[Begin]

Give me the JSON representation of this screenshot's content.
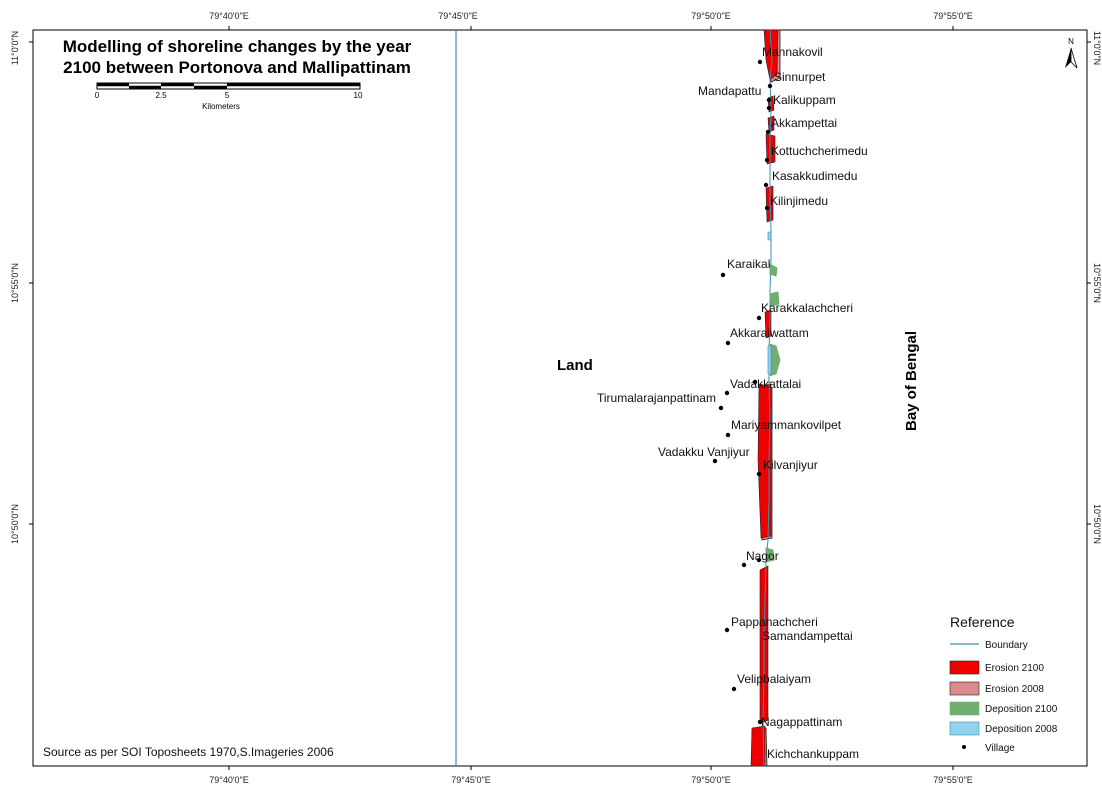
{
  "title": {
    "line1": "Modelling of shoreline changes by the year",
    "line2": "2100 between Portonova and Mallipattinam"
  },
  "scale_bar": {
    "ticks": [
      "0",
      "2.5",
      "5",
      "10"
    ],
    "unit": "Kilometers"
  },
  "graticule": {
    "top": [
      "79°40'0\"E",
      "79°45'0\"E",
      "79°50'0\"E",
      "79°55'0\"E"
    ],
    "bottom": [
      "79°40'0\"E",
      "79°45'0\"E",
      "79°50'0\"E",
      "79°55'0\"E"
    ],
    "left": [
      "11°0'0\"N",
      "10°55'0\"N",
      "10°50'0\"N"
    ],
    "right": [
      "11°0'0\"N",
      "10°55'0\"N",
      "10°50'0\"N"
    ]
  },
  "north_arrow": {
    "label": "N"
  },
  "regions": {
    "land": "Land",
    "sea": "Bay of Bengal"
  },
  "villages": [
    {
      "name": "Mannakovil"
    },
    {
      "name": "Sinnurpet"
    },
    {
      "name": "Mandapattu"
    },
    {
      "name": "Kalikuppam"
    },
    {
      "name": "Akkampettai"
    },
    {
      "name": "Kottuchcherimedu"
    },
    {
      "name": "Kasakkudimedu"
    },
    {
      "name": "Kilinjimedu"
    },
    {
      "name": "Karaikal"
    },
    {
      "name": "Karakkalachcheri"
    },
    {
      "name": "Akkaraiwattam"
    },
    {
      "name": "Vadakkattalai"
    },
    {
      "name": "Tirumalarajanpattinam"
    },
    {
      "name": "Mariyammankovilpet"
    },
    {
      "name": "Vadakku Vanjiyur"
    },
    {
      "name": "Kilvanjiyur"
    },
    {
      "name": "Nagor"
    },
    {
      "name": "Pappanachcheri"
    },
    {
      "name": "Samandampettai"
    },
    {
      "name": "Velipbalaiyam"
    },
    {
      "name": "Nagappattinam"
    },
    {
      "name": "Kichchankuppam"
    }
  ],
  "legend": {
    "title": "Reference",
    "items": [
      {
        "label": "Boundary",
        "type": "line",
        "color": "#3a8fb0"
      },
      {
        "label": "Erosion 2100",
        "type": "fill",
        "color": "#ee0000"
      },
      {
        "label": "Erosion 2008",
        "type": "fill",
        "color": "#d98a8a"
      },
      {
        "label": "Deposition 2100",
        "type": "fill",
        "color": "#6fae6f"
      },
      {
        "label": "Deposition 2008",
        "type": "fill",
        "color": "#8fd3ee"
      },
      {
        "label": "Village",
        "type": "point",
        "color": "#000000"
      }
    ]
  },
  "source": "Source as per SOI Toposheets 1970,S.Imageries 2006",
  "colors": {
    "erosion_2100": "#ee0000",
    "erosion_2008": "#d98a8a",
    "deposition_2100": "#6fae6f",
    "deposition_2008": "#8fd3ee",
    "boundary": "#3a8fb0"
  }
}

[End]
[Begin]

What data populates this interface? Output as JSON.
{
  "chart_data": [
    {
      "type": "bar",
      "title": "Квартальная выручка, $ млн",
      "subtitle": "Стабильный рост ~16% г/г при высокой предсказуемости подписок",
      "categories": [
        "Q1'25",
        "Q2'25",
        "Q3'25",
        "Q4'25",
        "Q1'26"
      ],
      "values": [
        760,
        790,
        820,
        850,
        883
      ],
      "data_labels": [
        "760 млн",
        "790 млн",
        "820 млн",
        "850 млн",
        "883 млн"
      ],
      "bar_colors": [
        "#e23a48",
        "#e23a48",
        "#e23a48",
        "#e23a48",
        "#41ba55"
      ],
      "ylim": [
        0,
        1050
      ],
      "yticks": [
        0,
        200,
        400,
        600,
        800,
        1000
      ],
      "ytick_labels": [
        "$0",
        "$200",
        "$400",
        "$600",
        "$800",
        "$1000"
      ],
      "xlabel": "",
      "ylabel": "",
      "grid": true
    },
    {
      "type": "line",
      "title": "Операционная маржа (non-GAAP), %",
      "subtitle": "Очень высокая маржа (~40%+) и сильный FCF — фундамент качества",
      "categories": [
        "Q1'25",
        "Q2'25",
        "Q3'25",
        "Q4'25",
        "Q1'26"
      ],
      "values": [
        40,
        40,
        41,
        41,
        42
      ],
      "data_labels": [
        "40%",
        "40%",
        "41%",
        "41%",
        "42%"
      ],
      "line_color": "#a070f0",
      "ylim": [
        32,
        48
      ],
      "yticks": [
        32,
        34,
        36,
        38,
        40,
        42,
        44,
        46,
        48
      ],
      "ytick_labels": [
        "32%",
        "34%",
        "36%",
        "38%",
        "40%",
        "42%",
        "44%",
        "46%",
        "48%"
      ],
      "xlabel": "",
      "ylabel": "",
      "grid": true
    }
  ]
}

[End]

§ **Task goal**
Select every line of the material above holding the word "маржа" and copy it.

§ **Answer in full**
      "title": "Операционная маржа (non-GAAP), %",
      "subtitle": "Очень высокая маржа (~40%+) и сильный FCF — фундамент качества",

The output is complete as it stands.